▶ Work to complete: Each line of the data that includes the string "MÁXIMA" is to be copied out.
>> Start Data for this exercise
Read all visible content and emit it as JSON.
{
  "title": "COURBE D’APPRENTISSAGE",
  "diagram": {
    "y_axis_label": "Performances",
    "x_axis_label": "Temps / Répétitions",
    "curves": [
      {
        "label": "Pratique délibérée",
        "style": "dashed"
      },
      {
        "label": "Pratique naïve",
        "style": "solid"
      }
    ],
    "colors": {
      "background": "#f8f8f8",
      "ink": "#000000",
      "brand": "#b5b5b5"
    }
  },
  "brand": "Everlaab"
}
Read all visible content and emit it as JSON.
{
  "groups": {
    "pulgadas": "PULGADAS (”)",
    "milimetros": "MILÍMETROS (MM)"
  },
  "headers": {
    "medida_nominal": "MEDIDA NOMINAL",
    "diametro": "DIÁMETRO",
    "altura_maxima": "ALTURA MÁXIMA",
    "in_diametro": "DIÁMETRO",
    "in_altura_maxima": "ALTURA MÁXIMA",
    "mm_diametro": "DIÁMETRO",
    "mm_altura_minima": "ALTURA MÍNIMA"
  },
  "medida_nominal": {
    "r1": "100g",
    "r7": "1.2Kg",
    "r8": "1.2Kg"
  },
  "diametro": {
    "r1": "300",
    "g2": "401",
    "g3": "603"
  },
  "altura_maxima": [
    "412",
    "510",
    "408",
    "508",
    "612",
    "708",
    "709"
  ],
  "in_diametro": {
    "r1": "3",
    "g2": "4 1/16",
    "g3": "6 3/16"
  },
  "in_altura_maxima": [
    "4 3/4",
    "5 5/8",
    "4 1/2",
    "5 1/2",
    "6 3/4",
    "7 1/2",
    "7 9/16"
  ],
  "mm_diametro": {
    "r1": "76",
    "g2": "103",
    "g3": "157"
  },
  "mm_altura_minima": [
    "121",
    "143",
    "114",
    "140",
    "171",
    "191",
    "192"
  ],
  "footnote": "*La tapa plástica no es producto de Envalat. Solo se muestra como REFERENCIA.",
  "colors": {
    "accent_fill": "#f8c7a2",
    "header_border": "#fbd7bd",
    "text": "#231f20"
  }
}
>> End Data for this exercise
▶ Expected answer:
    "altura_maxima": "ALTURA MÁXIMA",
    "in_altura_maxima": "ALTURA MÁXIMA",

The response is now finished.